[TEXTO DA PÁGINA]
↓↓↓

Hoje, a Donkey produz 3,5 mil camisetas por mês. O portfólio inclui também calça jeans, shorts, bermudas, bonés, sapatos, botas e copos, produzidos em fábricas terceirizadas no Rio Grande do Norte, Minas Gerais e Bahia. No próximo ano, Charles espera contratar de 15 a 20 pessoas, para somar aos dez funcionários diretos que possui hoje.

A trajetória de sucesso começou com a relação afetiva com o jumento. Quando era jovem, na fazenda em que nasceu e foi criado em Abaré, na Bahia, o animal transportava água, lenha e era a única forma de transporte até uma vila mais próxima, que fica a 12 quilômetros de distância. “O jumento é o símbolo do Nordeste e carregou Jesus Cristo. Devido à divulgação nas redes sociais, as pessoas gostaram da ideia e vieram atrás para fazer parcerias. Pela internet, vendi para quase todo o Brasil, menos Santa Catarina e Rio Grande do Sul. Já vendi até para fora do País”, conta. Além das lojas físicas e das redes sociais, a Donkey também conta com vendedores que trabalham de porta em porta em todo o Nordeste, espalhando a “marca do jeguinho”, como a empresa é conhecida.

O sentimento de Charles pelo animal é de gratidão. Na fazenda em que foi criado, mantém dois jumentos. “Primeiro, veio a bicicleta e as pessoas abandonaram (o jumento), estão esquecendo as tradições. Na minha casa, isso não aconteceu. A frente da minha loja é toda de taipa, toda regional”, comenta Paiva, orgulhoso. Este ano, registrou crescimento de 32% no faturamento. E para 2019, espera que o resultado seja ainda melhor. A abertura de cinco lojas em 2019 já está confirmada em Pernambuco, Ceará, Bahia e Sergipe. Para abrir um estabelecimento da marca, o investimento pode chegar a R$ 70 mil, a depender do porte da loja.

SÉRIE

Se depender de Charles, o jumento sempre será valorizado. Ele é um dos personagens série Na Contramão, produzida em parceria pela Rima Cultural e a REC Produtores. Os episódio serão exibidos nos dias 12, 13 e 14 deste mês, às 21h, na TV Pernambuco. A série mostra o caminho de marginalização percorrido pelo jumento e as múltiplas realidades que envolvem o animal. Em pouco mais de 10 anos, a população de jumentos caiu quase pela metade: 655 mil, em 2016, para 377 mil em 2017. Hoje, 90% dos jumentos estão no Nordeste. Ao mesmo tempo em que perdeu espaço com o uso mais frequente da moto nas fazendas é considerado uma praga em algumas localidades, o jumento é objeto de um suposto tráfico de pele. Mas também há pessoas como Charles que não abrem mão de ter o “jeguinho” ao lado. O leite da jumenta também é fonte de renda para outros criadores.

↑↑↑

[INFORMAÇÕES FORNECIDAS]
↓↓↓

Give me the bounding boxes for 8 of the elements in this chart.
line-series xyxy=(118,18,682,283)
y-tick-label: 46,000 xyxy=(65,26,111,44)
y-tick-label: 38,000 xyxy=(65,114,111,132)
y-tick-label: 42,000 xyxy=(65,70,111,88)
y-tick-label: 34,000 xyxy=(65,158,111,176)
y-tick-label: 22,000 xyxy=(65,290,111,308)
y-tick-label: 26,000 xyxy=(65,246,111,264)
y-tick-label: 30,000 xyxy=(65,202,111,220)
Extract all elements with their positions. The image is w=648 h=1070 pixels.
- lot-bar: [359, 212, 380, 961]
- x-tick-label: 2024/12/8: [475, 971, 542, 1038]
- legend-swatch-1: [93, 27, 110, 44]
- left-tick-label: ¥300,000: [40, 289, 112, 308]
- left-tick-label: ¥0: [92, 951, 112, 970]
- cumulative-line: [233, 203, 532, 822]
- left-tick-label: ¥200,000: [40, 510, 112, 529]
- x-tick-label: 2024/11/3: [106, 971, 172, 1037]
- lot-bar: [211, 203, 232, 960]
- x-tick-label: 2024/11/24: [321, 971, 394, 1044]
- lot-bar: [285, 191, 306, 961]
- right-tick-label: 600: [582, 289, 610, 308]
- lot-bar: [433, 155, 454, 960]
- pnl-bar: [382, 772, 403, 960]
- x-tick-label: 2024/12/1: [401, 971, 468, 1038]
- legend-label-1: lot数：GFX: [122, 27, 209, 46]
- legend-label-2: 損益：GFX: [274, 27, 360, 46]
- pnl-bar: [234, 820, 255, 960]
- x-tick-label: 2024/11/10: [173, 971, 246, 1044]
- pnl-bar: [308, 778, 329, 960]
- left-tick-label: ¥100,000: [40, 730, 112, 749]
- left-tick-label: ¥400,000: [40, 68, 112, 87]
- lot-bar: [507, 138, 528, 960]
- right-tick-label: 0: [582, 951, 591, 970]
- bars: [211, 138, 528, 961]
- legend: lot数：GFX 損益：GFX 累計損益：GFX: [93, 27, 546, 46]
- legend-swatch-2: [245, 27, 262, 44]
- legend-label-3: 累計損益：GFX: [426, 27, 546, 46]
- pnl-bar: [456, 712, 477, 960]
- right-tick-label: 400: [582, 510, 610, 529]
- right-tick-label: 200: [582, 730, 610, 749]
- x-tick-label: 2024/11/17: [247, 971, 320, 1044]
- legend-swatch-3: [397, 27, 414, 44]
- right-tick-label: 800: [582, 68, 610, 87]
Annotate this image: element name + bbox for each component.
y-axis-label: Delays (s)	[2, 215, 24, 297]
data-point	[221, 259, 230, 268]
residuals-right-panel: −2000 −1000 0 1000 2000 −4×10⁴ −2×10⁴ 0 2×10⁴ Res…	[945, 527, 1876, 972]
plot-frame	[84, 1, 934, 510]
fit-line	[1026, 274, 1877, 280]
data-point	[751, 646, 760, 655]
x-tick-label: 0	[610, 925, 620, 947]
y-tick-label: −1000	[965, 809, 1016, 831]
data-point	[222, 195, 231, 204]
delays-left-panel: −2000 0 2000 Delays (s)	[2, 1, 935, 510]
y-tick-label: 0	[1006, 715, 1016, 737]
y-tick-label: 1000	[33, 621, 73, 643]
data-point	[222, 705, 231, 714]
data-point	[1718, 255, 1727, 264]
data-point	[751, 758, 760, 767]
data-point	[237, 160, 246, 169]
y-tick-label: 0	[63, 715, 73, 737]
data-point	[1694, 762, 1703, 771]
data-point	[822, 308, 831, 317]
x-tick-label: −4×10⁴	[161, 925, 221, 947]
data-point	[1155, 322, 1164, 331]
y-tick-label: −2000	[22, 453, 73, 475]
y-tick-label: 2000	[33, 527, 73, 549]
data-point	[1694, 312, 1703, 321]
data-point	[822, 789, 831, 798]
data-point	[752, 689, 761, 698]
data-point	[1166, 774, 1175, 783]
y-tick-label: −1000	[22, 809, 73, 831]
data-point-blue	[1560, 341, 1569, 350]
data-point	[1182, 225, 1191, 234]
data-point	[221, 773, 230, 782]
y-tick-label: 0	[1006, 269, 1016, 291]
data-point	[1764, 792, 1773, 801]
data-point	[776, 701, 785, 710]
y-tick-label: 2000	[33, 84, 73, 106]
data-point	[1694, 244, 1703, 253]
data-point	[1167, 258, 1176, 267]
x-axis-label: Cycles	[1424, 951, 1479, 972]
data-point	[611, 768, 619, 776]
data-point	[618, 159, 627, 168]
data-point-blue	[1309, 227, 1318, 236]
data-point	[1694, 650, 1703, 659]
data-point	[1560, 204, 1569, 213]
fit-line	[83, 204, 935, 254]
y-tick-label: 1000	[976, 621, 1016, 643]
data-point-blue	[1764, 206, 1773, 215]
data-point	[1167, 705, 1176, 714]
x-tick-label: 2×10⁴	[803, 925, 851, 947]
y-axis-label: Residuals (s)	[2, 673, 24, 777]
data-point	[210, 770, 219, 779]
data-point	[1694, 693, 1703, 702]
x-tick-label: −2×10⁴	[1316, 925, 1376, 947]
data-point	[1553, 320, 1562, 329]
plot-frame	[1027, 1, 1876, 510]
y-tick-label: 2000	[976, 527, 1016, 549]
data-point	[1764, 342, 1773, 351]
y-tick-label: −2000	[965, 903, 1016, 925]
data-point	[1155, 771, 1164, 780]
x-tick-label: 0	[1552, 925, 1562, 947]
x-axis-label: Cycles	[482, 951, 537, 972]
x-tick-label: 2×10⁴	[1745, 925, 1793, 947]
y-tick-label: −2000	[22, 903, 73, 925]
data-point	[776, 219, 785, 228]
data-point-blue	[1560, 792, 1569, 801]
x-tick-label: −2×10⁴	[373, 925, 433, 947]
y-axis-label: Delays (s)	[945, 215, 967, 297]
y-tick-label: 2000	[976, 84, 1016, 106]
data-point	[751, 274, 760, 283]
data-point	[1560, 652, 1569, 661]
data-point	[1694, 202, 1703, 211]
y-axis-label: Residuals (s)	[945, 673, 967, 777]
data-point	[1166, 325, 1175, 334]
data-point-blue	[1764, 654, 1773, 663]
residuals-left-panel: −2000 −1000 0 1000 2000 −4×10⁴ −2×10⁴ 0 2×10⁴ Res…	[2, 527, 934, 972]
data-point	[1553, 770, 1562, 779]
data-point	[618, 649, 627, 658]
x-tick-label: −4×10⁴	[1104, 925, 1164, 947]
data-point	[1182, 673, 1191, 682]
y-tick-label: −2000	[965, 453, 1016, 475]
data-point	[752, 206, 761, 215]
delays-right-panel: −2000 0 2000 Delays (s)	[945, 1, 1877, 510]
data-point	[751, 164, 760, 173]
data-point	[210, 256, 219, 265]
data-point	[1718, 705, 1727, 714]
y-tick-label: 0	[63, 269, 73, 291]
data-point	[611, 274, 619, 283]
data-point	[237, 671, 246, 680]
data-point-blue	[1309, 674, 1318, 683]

↑↑↑

[O QUE SE PEDE] De acordo com o texto sobre a marca Donkey, quantas camisetas a empresa produz hoje por mês? Os itens não têm nenhuma relação com o texto.

[RESPOSTA DO EXERCÍCIO] 3,5 mil camisetas por mês.